State how many lines in these records contain the word "title", and nothing else.

┌──

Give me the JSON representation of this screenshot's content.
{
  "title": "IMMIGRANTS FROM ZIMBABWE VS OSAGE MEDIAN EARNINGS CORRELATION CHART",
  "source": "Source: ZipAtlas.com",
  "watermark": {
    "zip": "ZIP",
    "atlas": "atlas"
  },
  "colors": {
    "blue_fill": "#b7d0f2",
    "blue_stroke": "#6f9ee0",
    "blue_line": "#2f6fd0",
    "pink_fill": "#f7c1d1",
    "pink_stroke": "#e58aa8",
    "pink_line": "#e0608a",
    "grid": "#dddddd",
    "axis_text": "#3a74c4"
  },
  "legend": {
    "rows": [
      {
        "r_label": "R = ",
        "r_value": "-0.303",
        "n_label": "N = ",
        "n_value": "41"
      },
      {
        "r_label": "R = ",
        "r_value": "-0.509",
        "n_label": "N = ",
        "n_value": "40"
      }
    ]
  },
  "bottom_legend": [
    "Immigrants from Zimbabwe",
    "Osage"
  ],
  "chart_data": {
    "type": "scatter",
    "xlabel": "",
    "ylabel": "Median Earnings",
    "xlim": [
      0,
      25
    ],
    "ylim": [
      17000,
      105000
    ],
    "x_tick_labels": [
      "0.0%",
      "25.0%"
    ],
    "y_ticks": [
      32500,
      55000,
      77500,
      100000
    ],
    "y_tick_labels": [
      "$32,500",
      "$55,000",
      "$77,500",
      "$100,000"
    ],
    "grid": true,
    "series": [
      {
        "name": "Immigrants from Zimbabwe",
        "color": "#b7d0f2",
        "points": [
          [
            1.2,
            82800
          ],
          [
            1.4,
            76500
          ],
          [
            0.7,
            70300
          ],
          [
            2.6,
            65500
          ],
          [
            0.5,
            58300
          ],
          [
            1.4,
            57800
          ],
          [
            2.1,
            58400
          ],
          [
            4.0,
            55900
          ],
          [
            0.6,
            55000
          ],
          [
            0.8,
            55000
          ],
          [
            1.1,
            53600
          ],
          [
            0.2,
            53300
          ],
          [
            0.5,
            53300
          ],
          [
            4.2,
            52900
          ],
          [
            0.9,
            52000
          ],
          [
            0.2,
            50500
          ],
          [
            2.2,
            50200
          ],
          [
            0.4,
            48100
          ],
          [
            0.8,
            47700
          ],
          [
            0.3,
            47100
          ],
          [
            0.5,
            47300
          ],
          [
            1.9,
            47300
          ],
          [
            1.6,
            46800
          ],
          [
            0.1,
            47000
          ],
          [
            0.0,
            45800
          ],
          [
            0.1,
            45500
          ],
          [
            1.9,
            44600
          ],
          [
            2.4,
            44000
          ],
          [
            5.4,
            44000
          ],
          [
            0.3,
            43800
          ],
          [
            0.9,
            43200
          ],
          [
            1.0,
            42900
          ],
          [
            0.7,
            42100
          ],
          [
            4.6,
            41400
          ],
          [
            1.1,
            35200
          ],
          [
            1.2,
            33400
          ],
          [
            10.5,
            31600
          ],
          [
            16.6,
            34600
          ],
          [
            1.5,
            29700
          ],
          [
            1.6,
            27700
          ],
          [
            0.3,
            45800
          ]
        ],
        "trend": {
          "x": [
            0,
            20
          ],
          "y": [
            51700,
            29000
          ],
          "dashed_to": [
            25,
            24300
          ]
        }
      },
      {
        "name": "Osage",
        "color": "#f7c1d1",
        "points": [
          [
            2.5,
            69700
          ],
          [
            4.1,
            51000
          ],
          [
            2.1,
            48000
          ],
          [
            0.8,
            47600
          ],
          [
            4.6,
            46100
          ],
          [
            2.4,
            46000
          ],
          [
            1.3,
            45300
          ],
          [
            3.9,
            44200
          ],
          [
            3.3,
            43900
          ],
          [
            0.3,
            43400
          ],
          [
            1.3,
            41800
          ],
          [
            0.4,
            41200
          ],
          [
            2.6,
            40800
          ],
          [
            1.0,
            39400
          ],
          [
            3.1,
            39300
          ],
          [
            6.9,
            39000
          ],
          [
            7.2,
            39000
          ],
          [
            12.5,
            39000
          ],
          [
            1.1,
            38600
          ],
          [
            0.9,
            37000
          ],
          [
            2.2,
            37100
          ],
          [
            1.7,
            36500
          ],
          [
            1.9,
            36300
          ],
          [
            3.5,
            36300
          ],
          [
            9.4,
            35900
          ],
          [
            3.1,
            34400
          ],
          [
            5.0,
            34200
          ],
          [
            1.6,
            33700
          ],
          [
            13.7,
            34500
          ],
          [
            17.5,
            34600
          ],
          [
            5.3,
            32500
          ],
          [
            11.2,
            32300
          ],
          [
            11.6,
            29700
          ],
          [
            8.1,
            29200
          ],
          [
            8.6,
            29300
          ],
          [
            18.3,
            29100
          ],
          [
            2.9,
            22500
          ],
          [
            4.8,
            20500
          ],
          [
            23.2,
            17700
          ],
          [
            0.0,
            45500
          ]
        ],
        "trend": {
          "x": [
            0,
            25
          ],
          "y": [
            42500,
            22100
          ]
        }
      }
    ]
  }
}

└──
┌──

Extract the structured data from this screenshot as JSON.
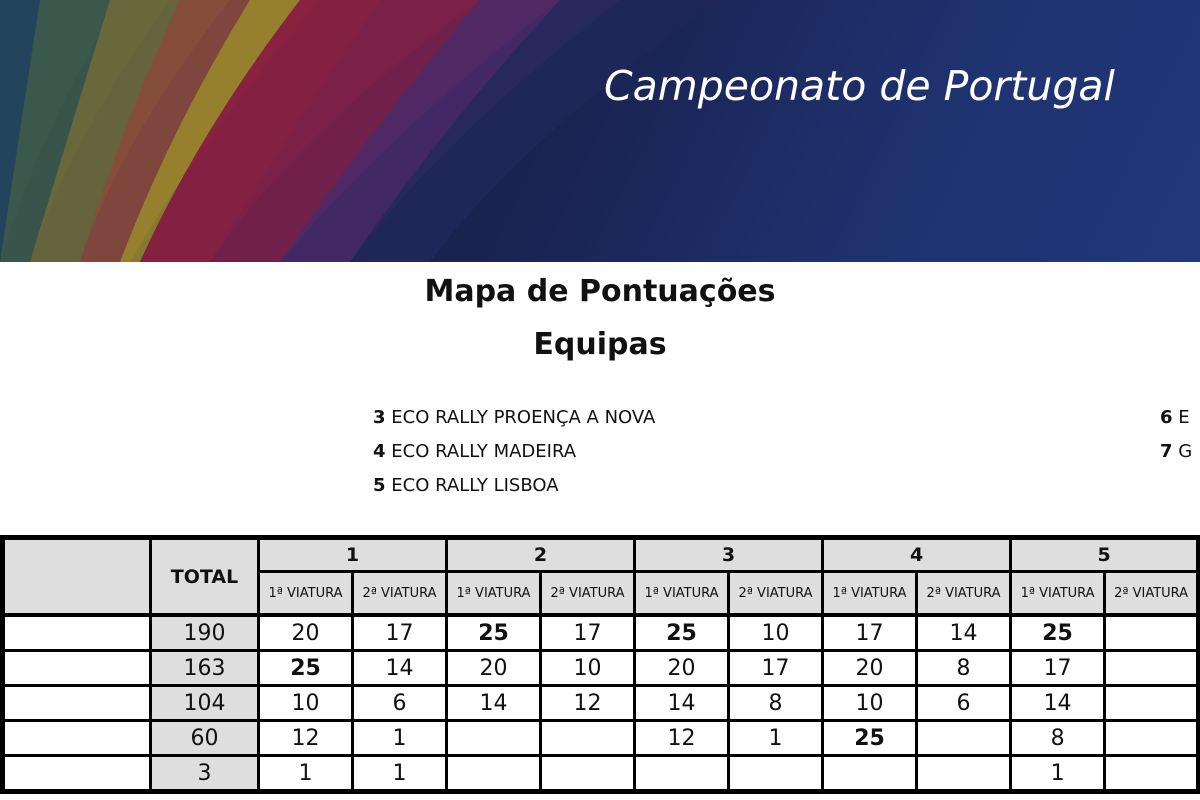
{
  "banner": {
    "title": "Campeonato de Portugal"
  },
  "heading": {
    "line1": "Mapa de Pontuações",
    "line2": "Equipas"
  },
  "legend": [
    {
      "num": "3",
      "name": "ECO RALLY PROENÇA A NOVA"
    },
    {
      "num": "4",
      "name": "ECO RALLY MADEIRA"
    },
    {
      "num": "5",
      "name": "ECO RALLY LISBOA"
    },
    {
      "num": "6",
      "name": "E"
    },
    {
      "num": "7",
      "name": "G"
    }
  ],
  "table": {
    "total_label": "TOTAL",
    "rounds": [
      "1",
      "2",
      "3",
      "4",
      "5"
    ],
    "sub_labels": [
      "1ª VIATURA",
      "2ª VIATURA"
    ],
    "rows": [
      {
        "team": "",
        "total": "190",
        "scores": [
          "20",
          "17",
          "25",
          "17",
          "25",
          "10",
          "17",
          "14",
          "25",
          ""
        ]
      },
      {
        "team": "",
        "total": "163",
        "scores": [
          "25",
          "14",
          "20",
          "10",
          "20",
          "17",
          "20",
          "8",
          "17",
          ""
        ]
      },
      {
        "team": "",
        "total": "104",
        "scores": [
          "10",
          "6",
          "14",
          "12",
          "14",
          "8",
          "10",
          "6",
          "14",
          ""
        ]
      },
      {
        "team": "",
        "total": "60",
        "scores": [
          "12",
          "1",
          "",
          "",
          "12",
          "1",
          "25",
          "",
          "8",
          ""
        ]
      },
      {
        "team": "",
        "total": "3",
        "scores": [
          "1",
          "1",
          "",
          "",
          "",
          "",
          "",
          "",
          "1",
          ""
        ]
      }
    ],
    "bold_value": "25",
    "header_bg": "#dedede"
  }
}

└──

# EXERCISE ANSWER
2